◆ Work to be completed ◆
Extract every entry word for word. Skip the pictures.

** Begin Given records **

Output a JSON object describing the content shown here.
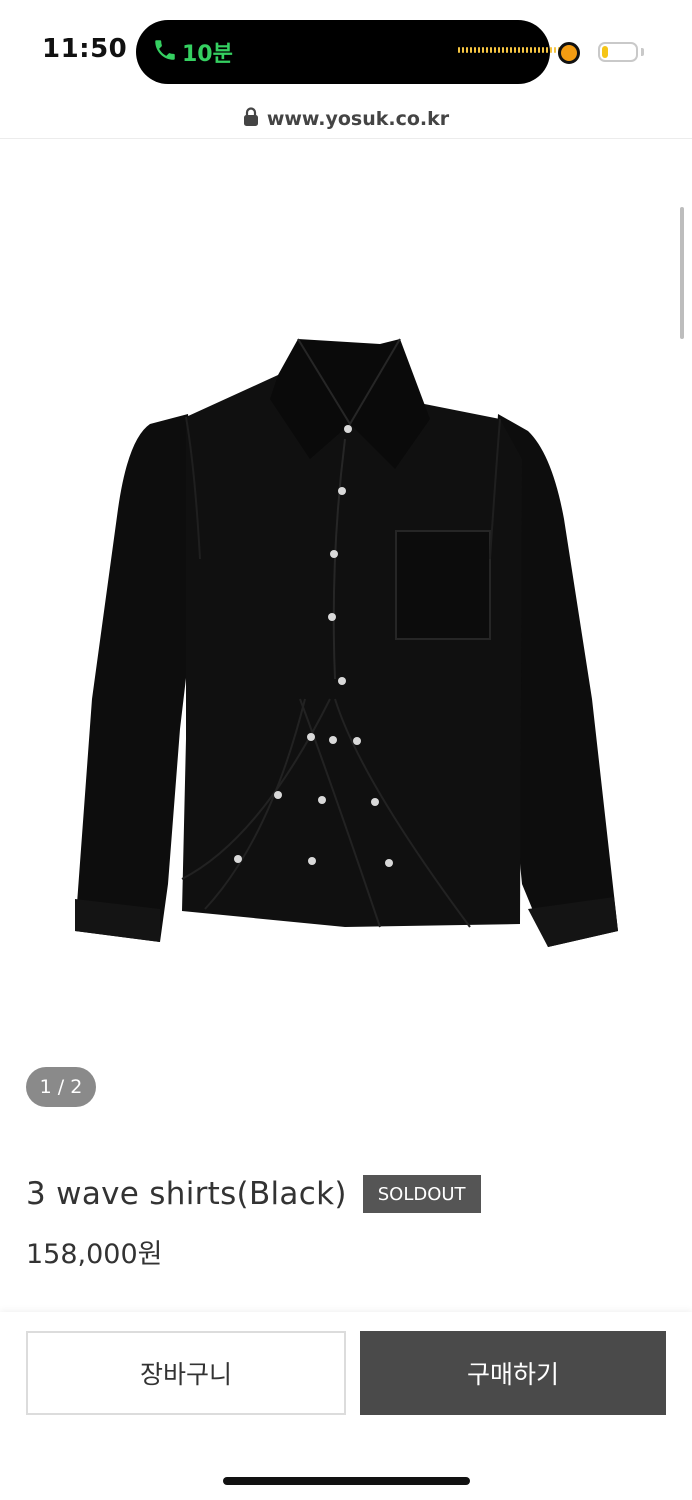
{
  "status_bar": {
    "time": "11:50",
    "call_duration": "10분",
    "call_color": "#35d061",
    "battery_level": 0.2
  },
  "browser": {
    "url": "www.yosuk.co.kr"
  },
  "gallery": {
    "indicator": "1 / 2"
  },
  "product": {
    "name": "3 wave shirts(Black)",
    "badge": "SOLDOUT",
    "price": "158,000원"
  },
  "actions": {
    "cart_label": "장바구니",
    "buy_label": "구매하기"
  }
}
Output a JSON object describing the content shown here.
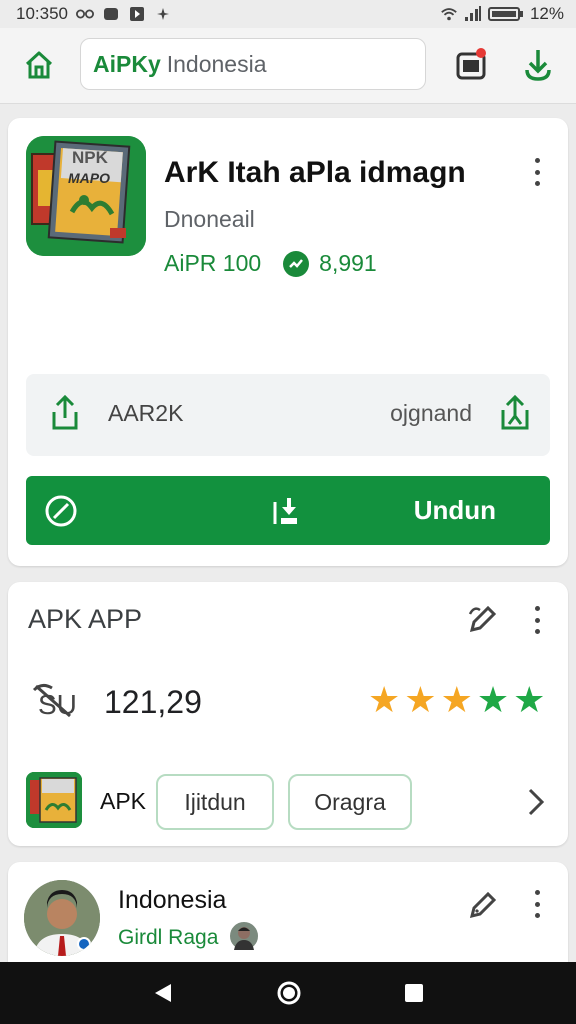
{
  "status_bar": {
    "time": "10:350",
    "battery": "12%"
  },
  "header": {
    "search_brand": "AiPKy",
    "search_query": "Indonesia"
  },
  "app": {
    "icon_text_top": "NPK",
    "icon_text_mid": "MAPO",
    "title": "ArK  Itah aPla idmagn",
    "developer": "Dnoneail",
    "version": "AiPR 100",
    "downloads": "8,991",
    "share_left_label": "AAR2K",
    "share_right_label": "ojgnand",
    "download_label": "Undun"
  },
  "section": {
    "title": "APK APP",
    "rating_value": "121,29",
    "star_count": 5,
    "apk_label": "APK",
    "chip_1": "Ijitdun",
    "chip_2": "Oragra"
  },
  "author": {
    "name": "Indonesia",
    "subtitle": "Girdl Raga"
  },
  "colors": {
    "accent": "#12913e",
    "star_yellow": "#f5a623",
    "star_green": "#1fa846"
  }
}
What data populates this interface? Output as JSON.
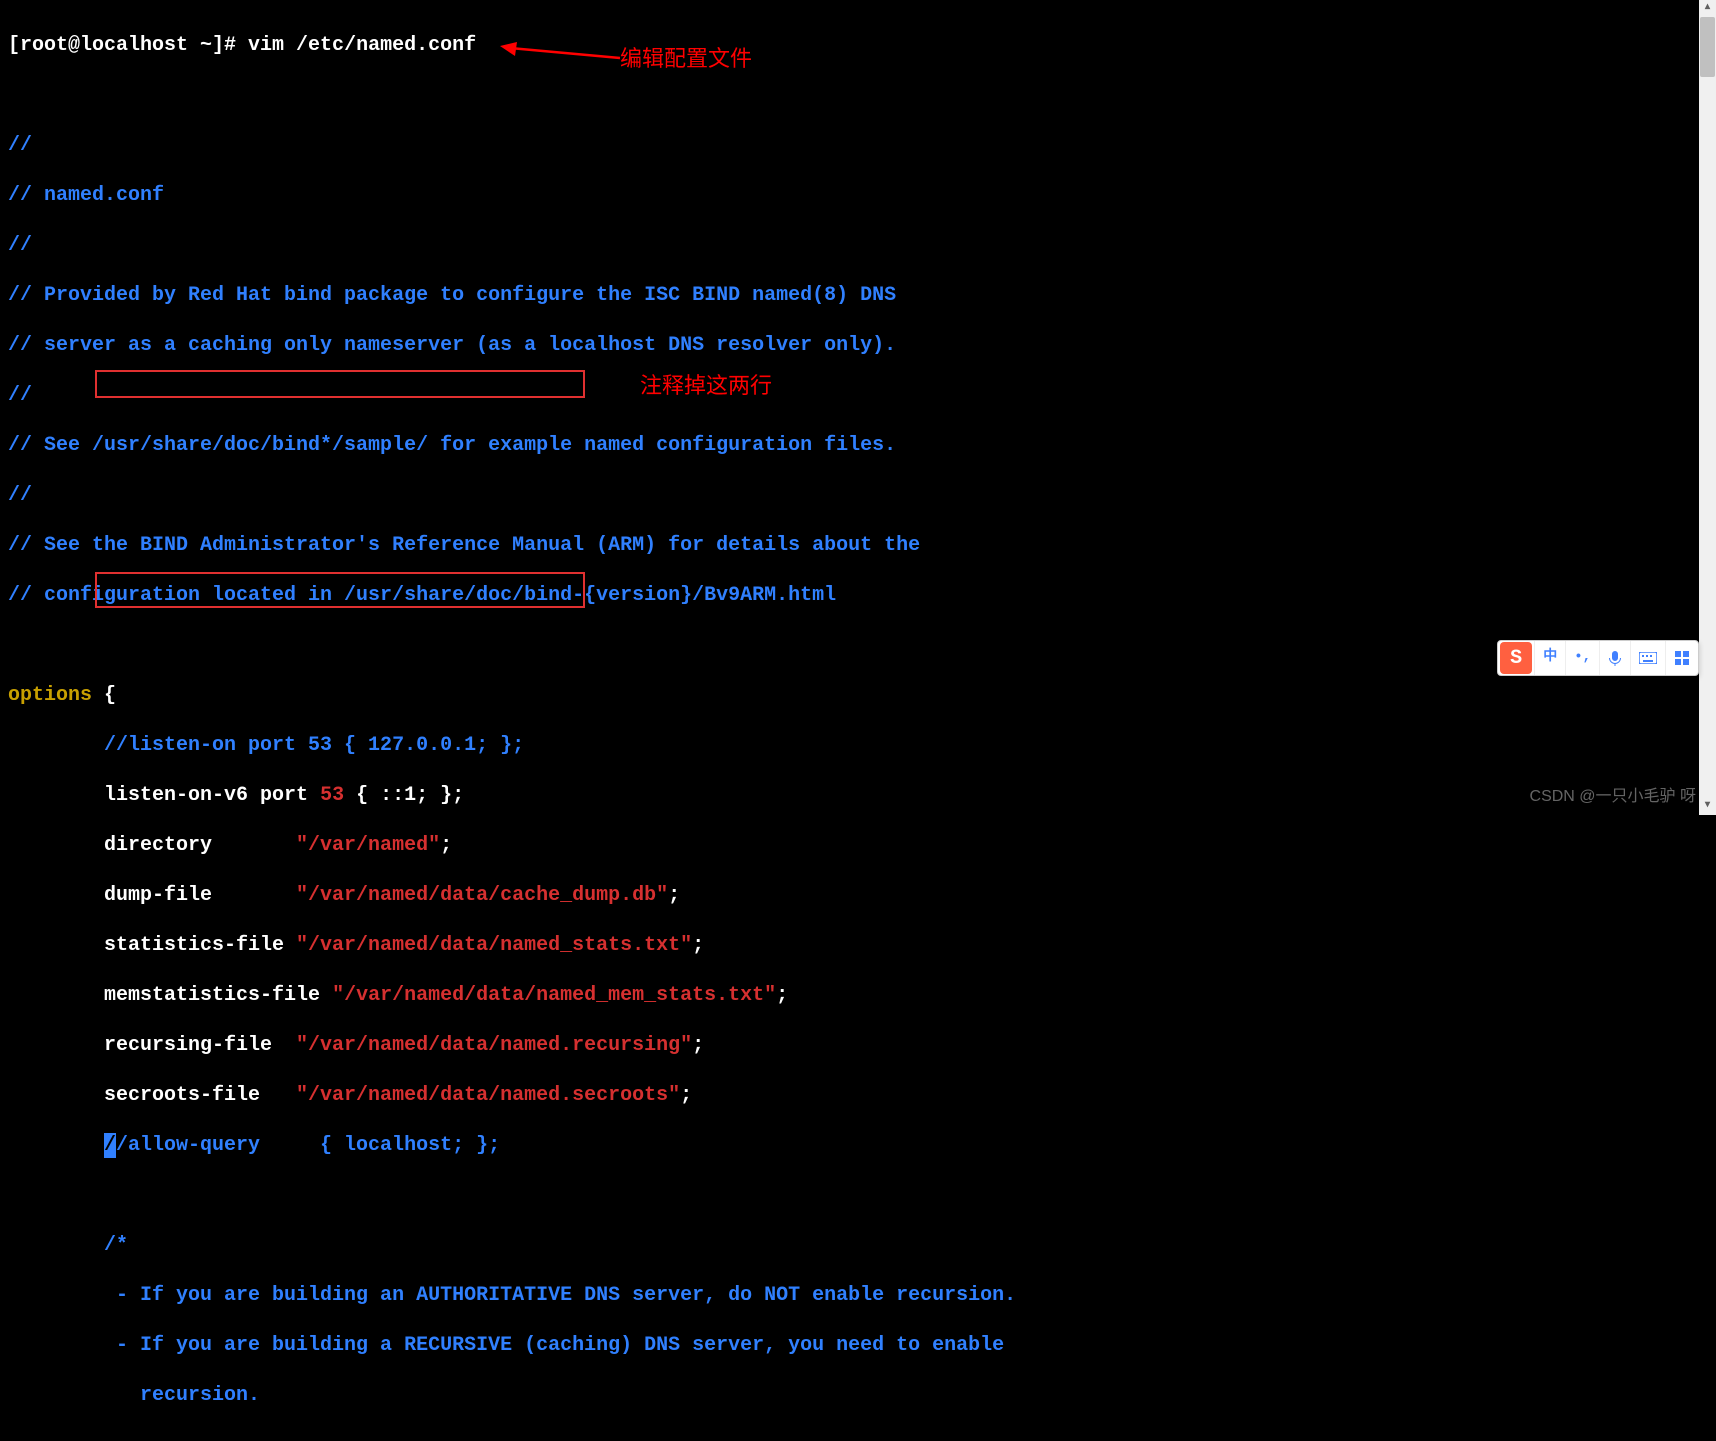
{
  "prompt": "[root@localhost ~]# ",
  "command": "vim /etc/named.conf",
  "annotations": {
    "edit_config": "编辑配置文件",
    "comment_lines": "注释掉这两行"
  },
  "comments": {
    "l1": "//",
    "l2": "// named.conf",
    "l3": "//",
    "l4": "// Provided by Red Hat bind package to configure the ISC BIND named(8) DNS",
    "l5": "// server as a caching only nameserver (as a localhost DNS resolver only).",
    "l6": "//",
    "l7": "// See /usr/share/doc/bind*/sample/ for example named configuration files.",
    "l8": "//",
    "l9": "// See the BIND Administrator's Reference Manual (ARM) for details about the",
    "l10": "// configuration located in /usr/share/doc/bind-{version}/Bv9ARM.html"
  },
  "config": {
    "options_keyword": "options",
    "brace_open": " {",
    "listen_on": "        //listen-on port 53 { 127.0.0.1; };",
    "listen_on_v6_pre": "        listen-on-v6 port ",
    "listen_on_v6_num": "53",
    "listen_on_v6_post": " { ::1; };",
    "directory_key": "        directory       ",
    "directory_val": "\"/var/named\"",
    "semicolon": ";",
    "dump_file_key": "        dump-file       ",
    "dump_file_val": "\"/var/named/data/cache_dump.db\"",
    "stats_file_key": "        statistics-file ",
    "stats_file_val": "\"/var/named/data/named_stats.txt\"",
    "memstats_key": "        memstatistics-file ",
    "memstats_val": "\"/var/named/data/named_mem_stats.txt\"",
    "recursing_key": "        recursing-file  ",
    "recursing_val": "\"/var/named/data/named.recursing\"",
    "secroots_key": "        secroots-file   ",
    "secroots_val": "\"/var/named/data/named.secroots\"",
    "allow_query_cursor": "/",
    "allow_query": "/allow-query     { localhost; };"
  },
  "block_comment": {
    "open": "        /*",
    "l1": "         - If you are building an AUTHORITATIVE DNS server, do NOT enable recursion.",
    "l2": "         - If you are building a RECURSIVE (caching) DNS server, you need to enable",
    "l3": "           recursion."
  },
  "watermark": "CSDN @一只小毛驴 呀",
  "ime": {
    "logo": "S",
    "lang": "中"
  }
}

** End Given records **

◆ Completed exercise ◆
Output a JSON object describing the content shown here.
{
  "status_bar": {
    "time": "11:50",
    "call_duration": "10분",
    "call_color": "#35d061",
    "battery_level": 0.2
  },
  "browser": {
    "url": "www.yosuk.co.kr"
  },
  "gallery": {
    "indicator": "1 / 2"
  },
  "product": {
    "name": "3 wave shirts(Black)",
    "badge": "SOLDOUT",
    "price": "158,000원"
  },
  "actions": {
    "cart_label": "장바구니",
    "buy_label": "구매하기"
  }
}
Output a JSON object describing the content shown here.
{
  "status_bar": {
    "time": "10:350",
    "battery": "12%"
  },
  "header": {
    "search_brand": "AiPKy",
    "search_query": "Indonesia"
  },
  "app": {
    "icon_text_top": "NPK",
    "icon_text_mid": "MAPO",
    "title": "ArK  Itah aPla idmagn",
    "developer": "Dnoneail",
    "version": "AiPR 100",
    "downloads": "8,991",
    "share_left_label": "AAR2K",
    "share_right_label": "ojgnand",
    "download_label": "Undun"
  },
  "section": {
    "title": "APK APP",
    "rating_value": "121,29",
    "star_count": 5,
    "apk_label": "APK",
    "chip_1": "Ijitdun",
    "chip_2": "Oragra"
  },
  "author": {
    "name": "Indonesia",
    "subtitle": "Girdl Raga"
  },
  "colors": {
    "accent": "#12913e",
    "star_yellow": "#f5a623",
    "star_green": "#1fa846"
  }
}
What data populates this interface? Output as JSON.
{
  "prompt": "[root@localhost ~]# ",
  "command": "vim /etc/named.conf",
  "annotations": {
    "edit_config": "编辑配置文件",
    "comment_lines": "注释掉这两行"
  },
  "comments": {
    "l1": "//",
    "l2": "// named.conf",
    "l3": "//",
    "l4": "// Provided by Red Hat bind package to configure the ISC BIND named(8) DNS",
    "l5": "// server as a caching only nameserver (as a localhost DNS resolver only).",
    "l6": "//",
    "l7": "// See /usr/share/doc/bind*/sample/ for example named configuration files.",
    "l8": "//",
    "l9": "// See the BIND Administrator's Reference Manual (ARM) for details about the",
    "l10": "// configuration located in /usr/share/doc/bind-{version}/Bv9ARM.html"
  },
  "config": {
    "options_keyword": "options",
    "brace_open": " {",
    "listen_on": "        //listen-on port 53 { 127.0.0.1; };",
    "listen_on_v6_pre": "        listen-on-v6 port ",
    "listen_on_v6_num": "53",
    "listen_on_v6_post": " { ::1; };",
    "directory_key": "        directory       ",
    "directory_val": "\"/var/named\"",
    "semicolon": ";",
    "dump_file_key": "        dump-file       ",
    "dump_file_val": "\"/var/named/data/cache_dump.db\"",
    "stats_file_key": "        statistics-file ",
    "stats_file_val": "\"/var/named/data/named_stats.txt\"",
    "memstats_key": "        memstatistics-file ",
    "memstats_val": "\"/var/named/data/named_mem_stats.txt\"",
    "recursing_key": "        recursing-file  ",
    "recursing_val": "\"/var/named/data/named.recursing\"",
    "secroots_key": "        secroots-file   ",
    "secroots_val": "\"/var/named/data/named.secroots\"",
    "allow_query_cursor": "/",
    "allow_query": "/allow-query     { localhost; };"
  },
  "block_comment": {
    "open": "        /*",
    "l1": "         - If you are building an AUTHORITATIVE DNS server, do NOT enable recursion.",
    "l2": "         - If you are building a RECURSIVE (caching) DNS server, you need to enable",
    "l3": "           recursion."
  },
  "watermark": "CSDN @一只小毛驴 呀",
  "ime": {
    "logo": "S",
    "lang": "中"
  }
}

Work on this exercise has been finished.